* START *

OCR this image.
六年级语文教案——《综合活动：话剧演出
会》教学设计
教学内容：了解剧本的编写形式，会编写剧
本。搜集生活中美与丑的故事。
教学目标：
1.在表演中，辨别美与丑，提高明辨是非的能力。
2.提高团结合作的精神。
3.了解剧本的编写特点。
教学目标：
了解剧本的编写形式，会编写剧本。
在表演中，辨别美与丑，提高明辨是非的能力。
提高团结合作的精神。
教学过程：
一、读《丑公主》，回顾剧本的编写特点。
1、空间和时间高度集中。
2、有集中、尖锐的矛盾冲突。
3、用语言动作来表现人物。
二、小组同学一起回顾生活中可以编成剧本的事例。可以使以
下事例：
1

* END *
* START *

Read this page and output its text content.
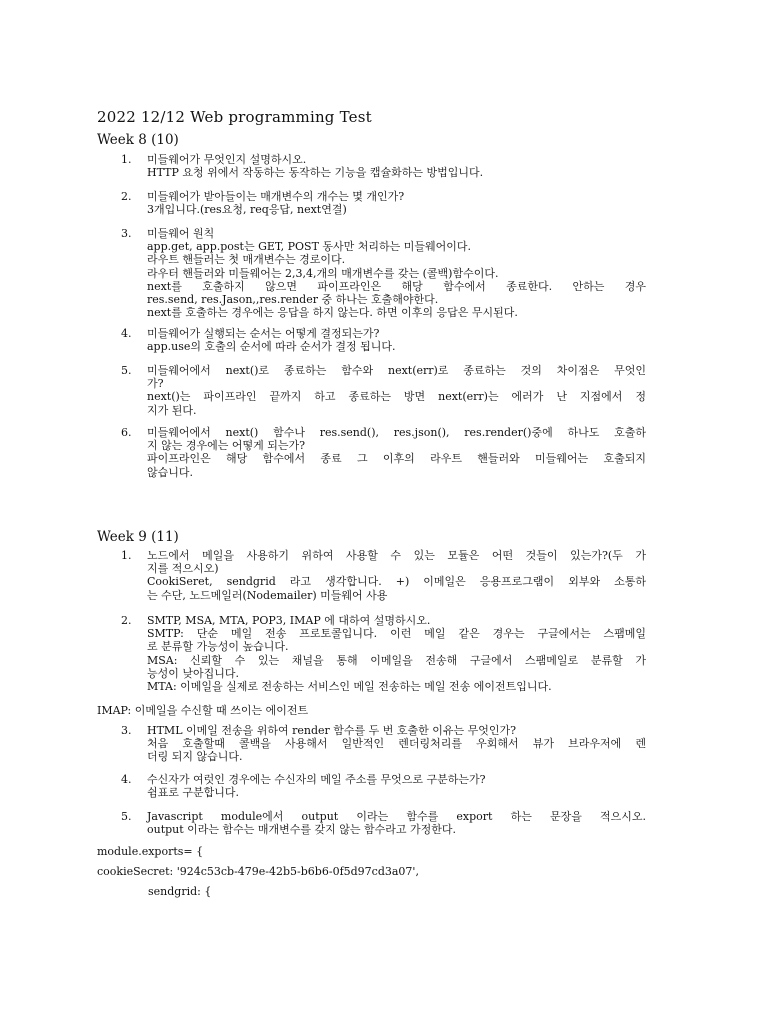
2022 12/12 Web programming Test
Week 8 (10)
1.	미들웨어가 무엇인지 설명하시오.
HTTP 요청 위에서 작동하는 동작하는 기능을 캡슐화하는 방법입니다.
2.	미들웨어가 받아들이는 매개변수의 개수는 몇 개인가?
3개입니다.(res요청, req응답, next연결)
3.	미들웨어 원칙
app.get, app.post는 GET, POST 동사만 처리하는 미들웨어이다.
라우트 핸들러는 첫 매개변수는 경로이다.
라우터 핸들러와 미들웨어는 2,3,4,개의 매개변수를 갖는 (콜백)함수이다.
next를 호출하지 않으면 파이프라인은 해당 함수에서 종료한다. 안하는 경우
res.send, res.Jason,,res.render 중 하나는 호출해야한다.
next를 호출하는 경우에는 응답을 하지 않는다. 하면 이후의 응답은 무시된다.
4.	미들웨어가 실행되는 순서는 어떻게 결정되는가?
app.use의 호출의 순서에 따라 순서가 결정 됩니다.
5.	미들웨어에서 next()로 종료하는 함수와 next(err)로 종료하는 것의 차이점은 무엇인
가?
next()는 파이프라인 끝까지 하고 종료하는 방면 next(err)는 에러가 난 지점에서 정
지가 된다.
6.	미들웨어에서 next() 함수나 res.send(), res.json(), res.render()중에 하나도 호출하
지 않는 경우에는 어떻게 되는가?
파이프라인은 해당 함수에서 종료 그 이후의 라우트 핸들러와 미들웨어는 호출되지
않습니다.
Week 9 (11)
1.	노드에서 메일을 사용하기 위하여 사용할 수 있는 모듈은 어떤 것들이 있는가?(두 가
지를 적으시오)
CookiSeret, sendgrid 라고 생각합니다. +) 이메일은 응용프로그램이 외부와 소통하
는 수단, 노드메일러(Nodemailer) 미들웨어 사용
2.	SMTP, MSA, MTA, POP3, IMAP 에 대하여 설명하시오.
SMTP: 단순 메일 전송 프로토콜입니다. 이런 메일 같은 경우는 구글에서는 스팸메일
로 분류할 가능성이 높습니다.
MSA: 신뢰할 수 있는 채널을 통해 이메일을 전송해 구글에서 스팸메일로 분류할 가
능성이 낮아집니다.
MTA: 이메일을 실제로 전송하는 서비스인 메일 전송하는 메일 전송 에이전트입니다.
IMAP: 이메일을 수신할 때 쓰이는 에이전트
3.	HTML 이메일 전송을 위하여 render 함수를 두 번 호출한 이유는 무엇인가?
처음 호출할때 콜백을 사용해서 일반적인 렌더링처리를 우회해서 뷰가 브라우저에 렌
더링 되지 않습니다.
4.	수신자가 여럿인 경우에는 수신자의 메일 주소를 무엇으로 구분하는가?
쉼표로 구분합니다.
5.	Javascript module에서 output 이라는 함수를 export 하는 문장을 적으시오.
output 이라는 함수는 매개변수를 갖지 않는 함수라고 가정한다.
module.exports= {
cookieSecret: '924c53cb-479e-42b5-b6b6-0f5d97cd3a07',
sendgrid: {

* END *

- [EXERCISE REQUIREMENTS]: Choose all lines containing the string "파이프라인은" and copy them out.

- [ANSWER TO THE TASK]:
next를 호출하지 않으면 파이프라인은 해당 함수에서 종료한다. 안하는 경우
파이프라인은 해당 함수에서 종료 그 이후의 라우트 핸들러와 미들웨어는 호출되지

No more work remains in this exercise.